Exercise inputs START

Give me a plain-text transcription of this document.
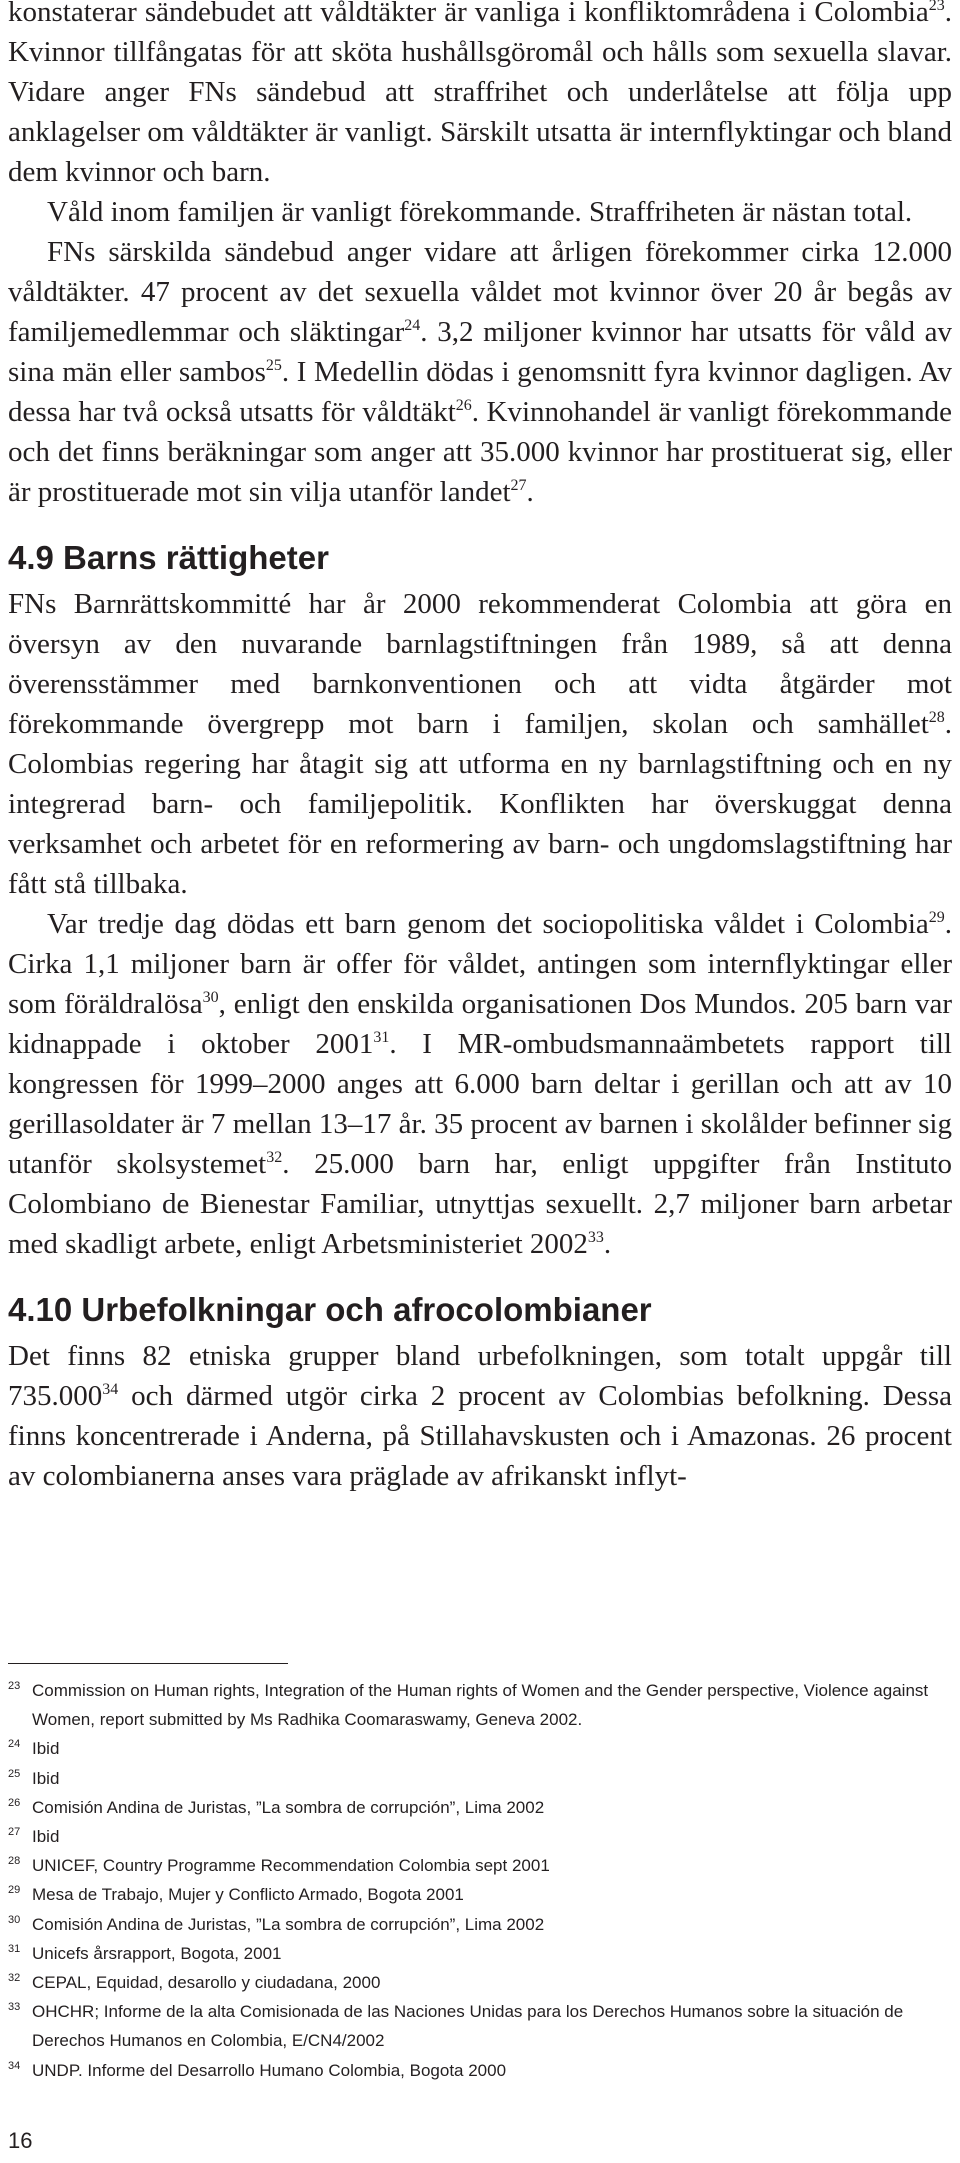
konstaterar sändebudet att våldtäkter är vanliga i konfliktområdena i Colombia$^{23}$. Kvinnor tillfångatas för att sköta hushållsgöromål och hålls som sexuella slavar. Vidare anger FNs sändebud att straffrihet och underlåtelse att följa upp anklagelser om våldtäkter är vanligt. Särskilt utsatta är internflyktingar och bland dem kvinnor och barn.

Våld inom familjen är vanligt förekommande. Straffriheten är nästan total.

FNs särskilda sändebud anger vidare att årligen förekommer cirka 12.000 våldtäkter. 47 procent av det sexuella våldet mot kvinnor över 20 år begås av familjemedlemmar och släktingar$^{24}$. 3,2 miljoner kvinnor har utsatts för våld av sina män eller sambos$^{25}$. I Medellin dödas i genomsnitt fyra kvinnor dagligen. Av dessa har två också utsatts för våldtäkt$^{26}$. Kvinnohandel är vanligt förekommande och det finns beräkningar som anger att 35.000 kvinnor har prostituerat sig, eller är prostituerade mot sin vilja utanför landet$^{27}$.

4.9 Barns rättigheter

FNs Barnrättskommitté har år 2000 rekommenderat Colombia att göra en översyn av den nuvarande barnlagstiftningen från 1989, så att denna överensstämmer med barnkonventionen och att vidta åtgärder mot förekommande övergrepp mot barn i familjen, skolan och samhället$^{28}$. Colombias regering har åtagit sig att utforma en ny barnlagstiftning och en ny integrerad barn- och familjepolitik. Konflikten har överskuggat denna verksamhet och arbetet för en reformering av barn- och ungdomslagstiftning har fått stå tillbaka.

Var tredje dag dödas ett barn genom det sociopolitiska våldet i Colombia$^{29}$. Cirka 1,1 miljoner barn är offer för våldet, antingen som internflyktingar eller som föräldralösa$^{30}$, enligt den enskilda organisationen Dos Mundos. 205 barn var kidnappade i oktober 2001$^{31}$. I MR-ombudsmannaämbetets rapport till kongressen för 1999–2000 anges att 6.000 barn deltar i gerillan och att av 10 gerillasoldater är 7 mellan 13–17 år. 35 procent av barnen i skolålder befinner sig utanför skolsystemet$^{32}$. 25.000 barn har, enligt uppgifter från Instituto Colombiano de Bienestar Familiar, utnyttjas sexuellt. 2,7 miljoner barn arbetar med skadligt arbete, enligt Arbetsministeriet 2002$^{33}$.

4.10 Urbefolkningar och afrocolombianer

Det finns 82 etniska grupper bland urbefolkningen, som totalt uppgår till 735.000$^{34}$ och därmed utgör cirka 2 procent av Colombias befolkning. Dessa finns koncentrerade i Anderna, på Stillahavskusten och i Amazonas. 26 procent av colombianerna anses vara präglade av afrikanskt inflyt-

23 Commission on Human rights, Integration of the Human rights of Women and the Gender perspective, Violence against Women, report submitted by Ms Radhika Coomaraswamy, Geneva 2002.
24 Ibid
25 Ibid
26 Comisión Andina de Juristas, ”La sombra de corrupción”, Lima 2002
27 Ibid
28 UNICEF, Country Programme Recommendation Colombia sept 2001
29 Mesa de Trabajo, Mujer y Conflicto Armado, Bogota 2001
30 Comisión Andina de Juristas, ”La sombra de corrupción”, Lima 2002
31 Unicefs årsrapport, Bogota, 2001
32 CEPAL, Equidad, desarollo y ciudadana, 2000
33 OHCHR; Informe de la alta Comisionada de las Naciones Unidas para los Derechos Humanos sobre la situación de Derechos Humanos en Colombia, E/CN4/2002
34 UNDP. Informe del Desarrollo Humano Colombia, Bogota 2000
16
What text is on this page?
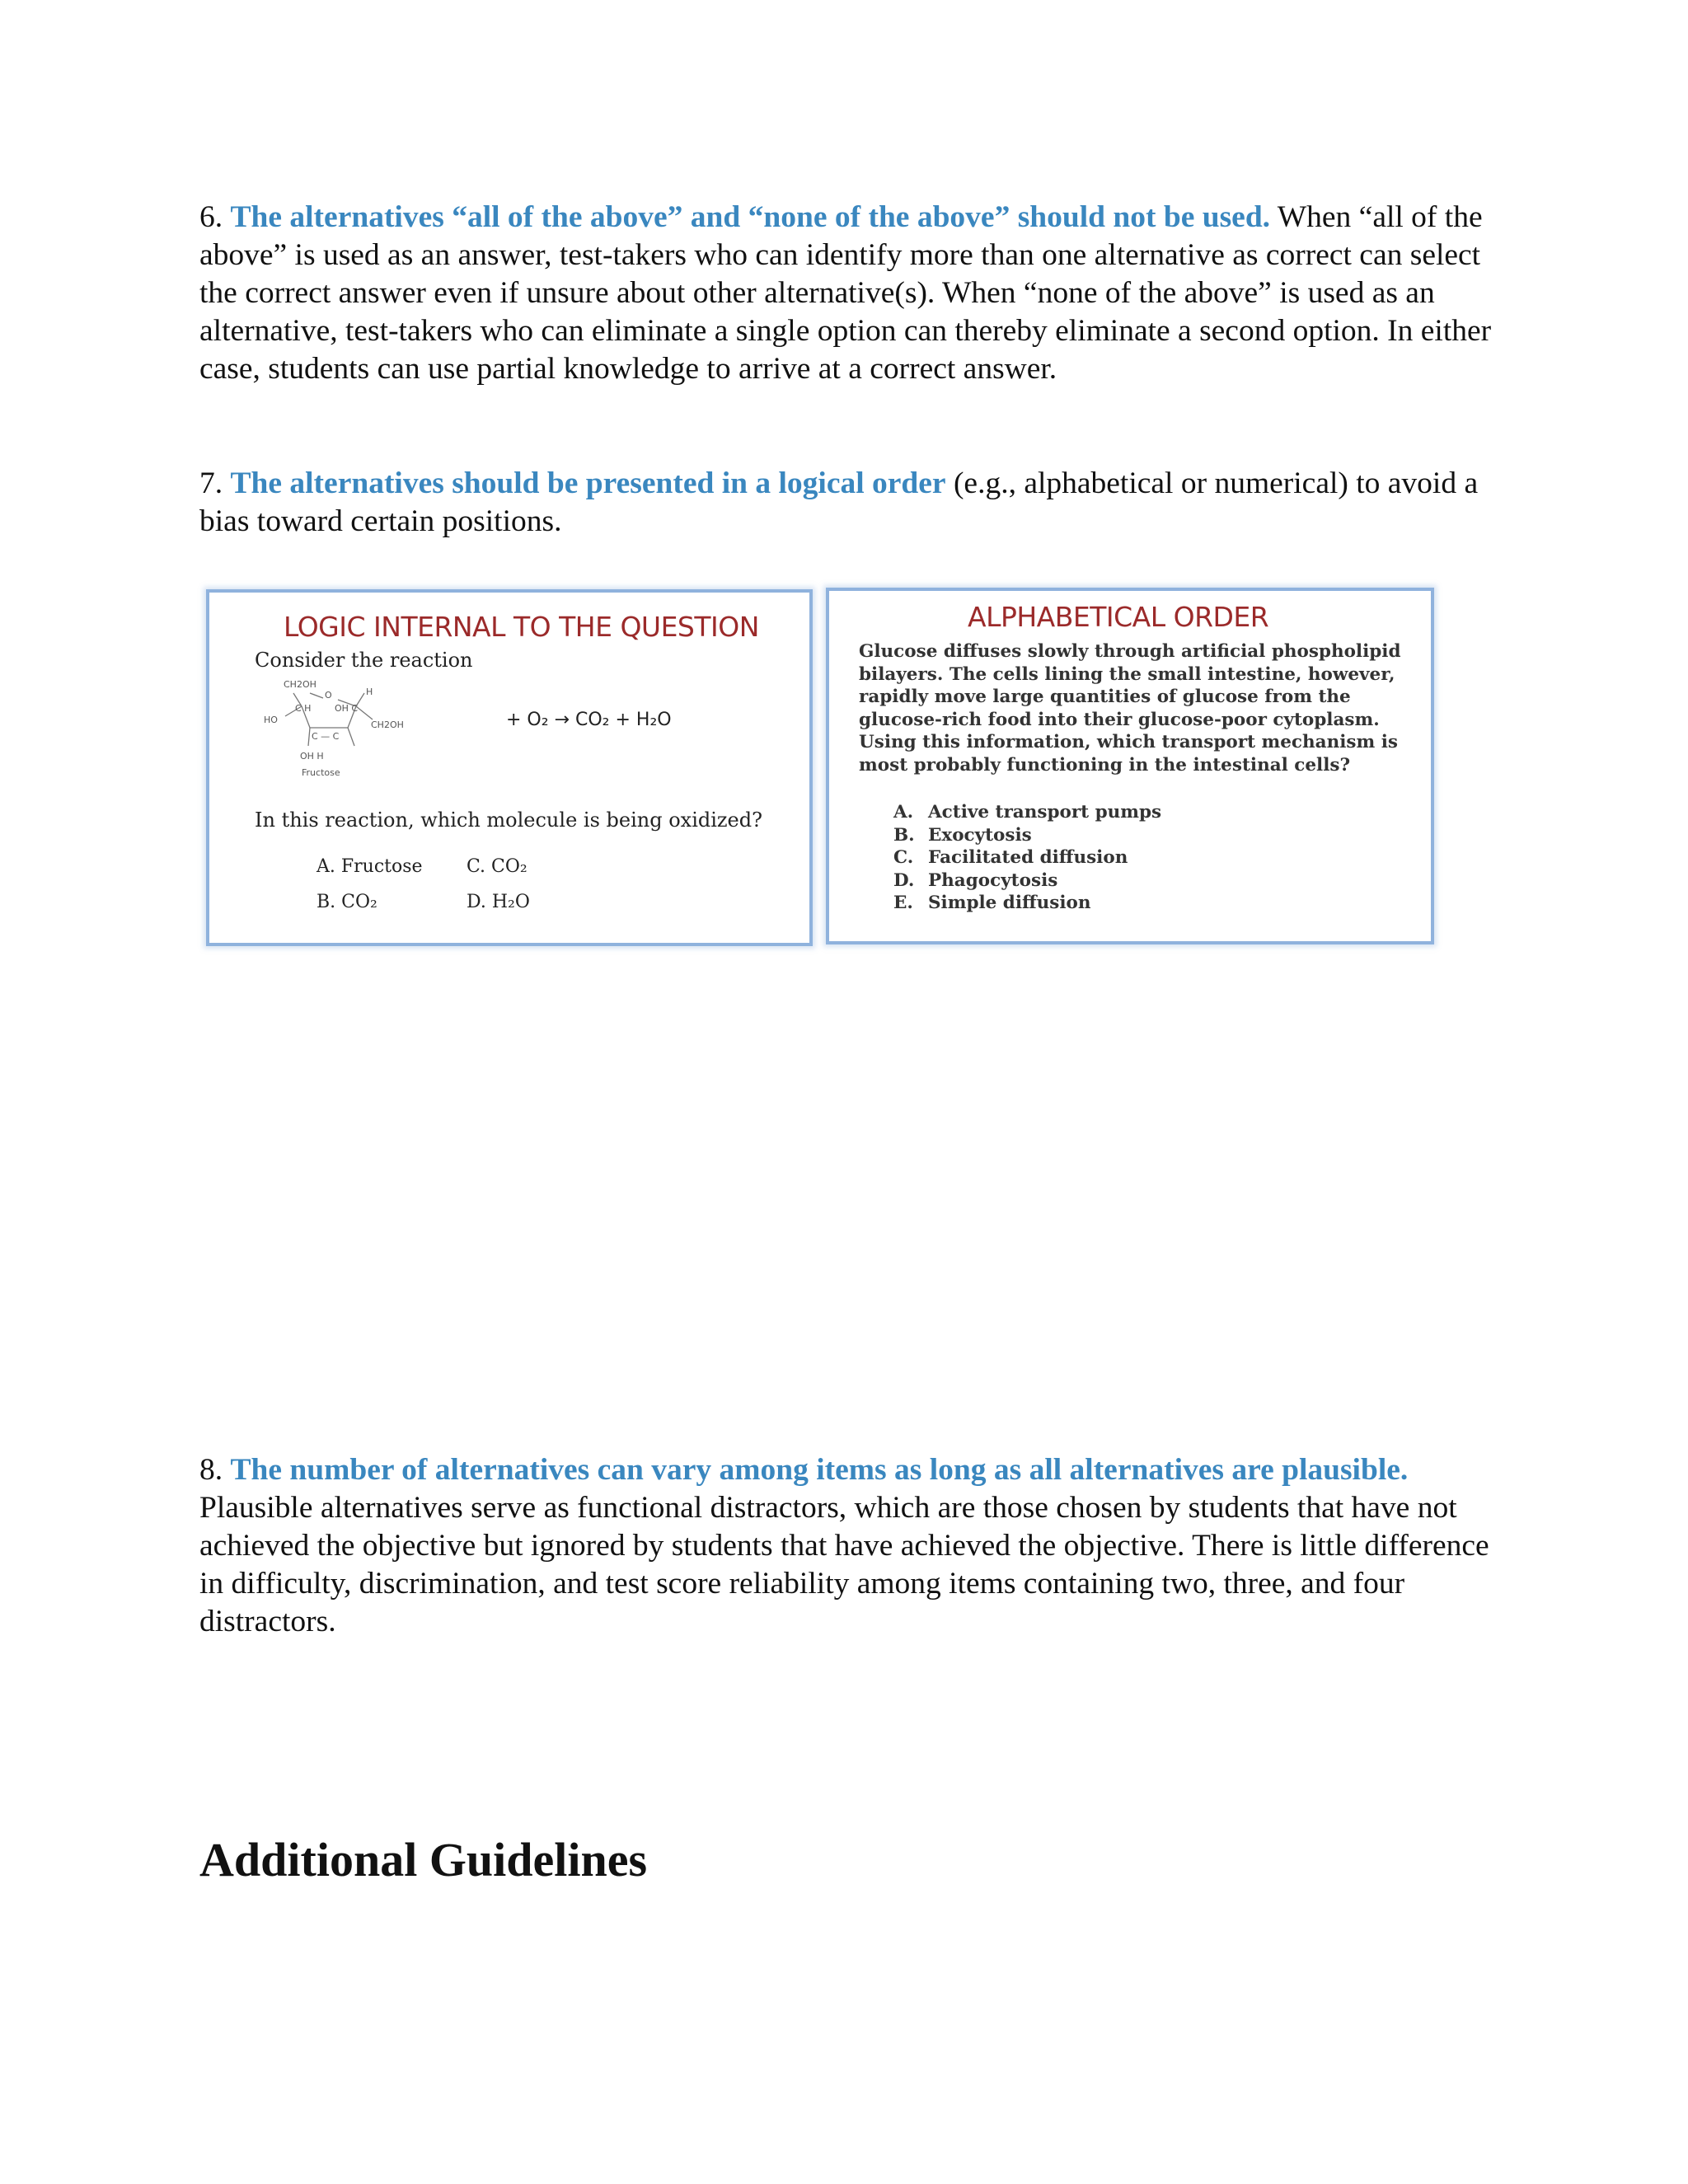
6. The alternatives “all of the above” and “none of the above” should not be used. When “all of the above” is used as an answer, test-takers who can identify more than one alternative as correct can select the correct answer even if unsure about other alternative(s). When “none of the above” is used as an alternative, test-takers who can eliminate a single option can thereby eliminate a second option. In either case, students can use partial knowledge to arrive at a correct answer.

7. The alternatives should be presented in a logical order (e.g., alphabetical or numerical) to avoid a bias toward certain positions.

LOGIC INTERNAL TO THE QUESTION

Consider the reaction

CH2OH
O	H
C H	OH C
HO	CH2OH
C — C
OH H
Fructose
+ O₂ → CO₂ + H₂O

In this reaction, which molecule is being oxidized?

A. Fructose C. CO₂
B. CO₂	D. H₂O

ALPHABETICAL ORDER

Glucose diffuses slowly through artificial phospholipid bilayers. The cells lining the small intestine, however, rapidly move large quantities of glucose from the glucose-rich food into their glucose-poor cytoplasm. Using this information, which transport mechanism is most probably functioning in the intestinal cells?

A. Active transport pumps
B. Exocytosis
C. Facilitated diffusion
D. Phagocytosis
E. Simple diffusion

8. The number of alternatives can vary among items as long as all alternatives are plausible. Plausible alternatives serve as functional distractors, which are those chosen by students that have not achieved the objective but ignored by students that have achieved the objective. There is little difference in difficulty, discrimination, and test score reliability among items containing two, three, and four distractors.

Additional Guidelines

Exercise inputs END

_What you should do_
Line by line, retype the records above exactly, minus the images.

_Response box_
Give me a plain-text transcription of this document.
konstaterar sändebudet att våldtäkter är vanliga i konfliktområdena i Colombia$^{23}$. Kvinnor tillfångatas för att sköta hushållsgöromål och hålls som sexuella slavar. Vidare anger FNs sändebud att straffrihet och underlåtelse att följa upp anklagelser om våldtäkter är vanligt. Särskilt utsatta är internflyktingar och bland dem kvinnor och barn.

Våld inom familjen är vanligt förekommande. Straffriheten är nästan total.

FNs särskilda sändebud anger vidare att årligen förekommer cirka 12.000 våldtäkter. 47 procent av det sexuella våldet mot kvinnor över 20 år begås av familjemedlemmar och släktingar$^{24}$. 3,2 miljoner kvinnor har utsatts för våld av sina män eller sambos$^{25}$. I Medellin dödas i genomsnitt fyra kvinnor dagligen. Av dessa har två också utsatts för våldtäkt$^{26}$. Kvinnohandel är vanligt förekommande och det finns beräkningar som anger att 35.000 kvinnor har prostituerat sig, eller är prostituerade mot sin vilja utanför landet$^{27}$.

4.9 Barns rättigheter

FNs Barnrättskommitté har år 2000 rekommenderat Colombia att göra en översyn av den nuvarande barnlagstiftningen från 1989, så att denna överensstämmer med barnkonventionen och att vidta åtgärder mot förekommande övergrepp mot barn i familjen, skolan och samhället$^{28}$. Colombias regering har åtagit sig att utforma en ny barnlagstiftning och en ny integrerad barn- och familjepolitik. Konflikten har överskuggat denna verksamhet och arbetet för en reformering av barn- och ungdomslagstiftning har fått stå tillbaka.

Var tredje dag dödas ett barn genom det sociopolitiska våldet i Colombia$^{29}$. Cirka 1,1 miljoner barn är offer för våldet, antingen som internflyktingar eller som föräldralösa$^{30}$, enligt den enskilda organisationen Dos Mundos. 205 barn var kidnappade i oktober 2001$^{31}$. I MR-ombudsmannaämbetets rapport till kongressen för 1999–2000 anges att 6.000 barn deltar i gerillan och att av 10 gerillasoldater är 7 mellan 13–17 år. 35 procent av barnen i skolålder befinner sig utanför skolsystemet$^{32}$. 25.000 barn har, enligt uppgifter från Instituto Colombiano de Bienestar Familiar, utnyttjas sexuellt. 2,7 miljoner barn arbetar med skadligt arbete, enligt Arbetsministeriet 2002$^{33}$.

4.10 Urbefolkningar och afrocolombianer

Det finns 82 etniska grupper bland urbefolkningen, som totalt uppgår till 735.000$^{34}$ och därmed utgör cirka 2 procent av Colombias befolkning. Dessa finns koncentrerade i Anderna, på Stillahavskusten och i Amazonas. 26 procent av colombianerna anses vara präglade av afrikanskt inflyt-

23 Commission on Human rights, Integration of the Human rights of Women and the Gender perspective, Violence against Women, report submitted by Ms Radhika Coomaraswamy, Geneva 2002.
24 Ibid
25 Ibid
26 Comisión Andina de Juristas, ”La sombra de corrupción”, Lima 2002
27 Ibid
28 UNICEF, Country Programme Recommendation Colombia sept 2001
29 Mesa de Trabajo, Mujer y Conflicto Armado, Bogota 2001
30 Comisión Andina de Juristas, ”La sombra de corrupción”, Lima 2002
31 Unicefs årsrapport, Bogota, 2001
32 CEPAL, Equidad, desarollo y ciudadana, 2000
33 OHCHR; Informe de la alta Comisionada de las Naciones Unidas para los Derechos Humanos sobre la situación de Derechos Humanos en Colombia, E/CN4/2002
34 UNDP. Informe del Desarrollo Humano Colombia, Bogota 2000
16
What text is on this page?
6. The alternatives “all of the above” and “none of the above” should not be used. When “all of the above” is used as an answer, test-takers who can identify more than one alternative as correct can select the correct answer even if unsure about other alternative(s). When “none of the above” is used as an alternative, test-takers who can eliminate a single option can thereby eliminate a second option. In either case, students can use partial knowledge to arrive at a correct answer.

7. The alternatives should be presented in a logical order (e.g., alphabetical or numerical) to avoid a bias toward certain positions.

LOGIC INTERNAL TO THE QUESTION

Consider the reaction

CH2OH
O	H
C H	OH C
HO	CH2OH
C — C
OH H
Fructose
+ O₂ → CO₂ + H₂O

In this reaction, which molecule is being oxidized?

A. Fructose C. CO₂
B. CO₂	D. H₂O

ALPHABETICAL ORDER

Glucose diffuses slowly through artificial phospholipid bilayers. The cells lining the small intestine, however, rapidly move large quantities of glucose from the glucose-rich food into their glucose-poor cytoplasm. Using this information, which transport mechanism is most probably functioning in the intestinal cells?

A. Active transport pumps
B. Exocytosis
C. Facilitated diffusion
D. Phagocytosis
E. Simple diffusion

8. The number of alternatives can vary among items as long as all alternatives are plausible. Plausible alternatives serve as functional distractors, which are those chosen by students that have not achieved the objective but ignored by students that have achieved the objective. There is little difference in difficulty, discrimination, and test score reliability among items containing two, three, and four distractors.

Additional Guidelines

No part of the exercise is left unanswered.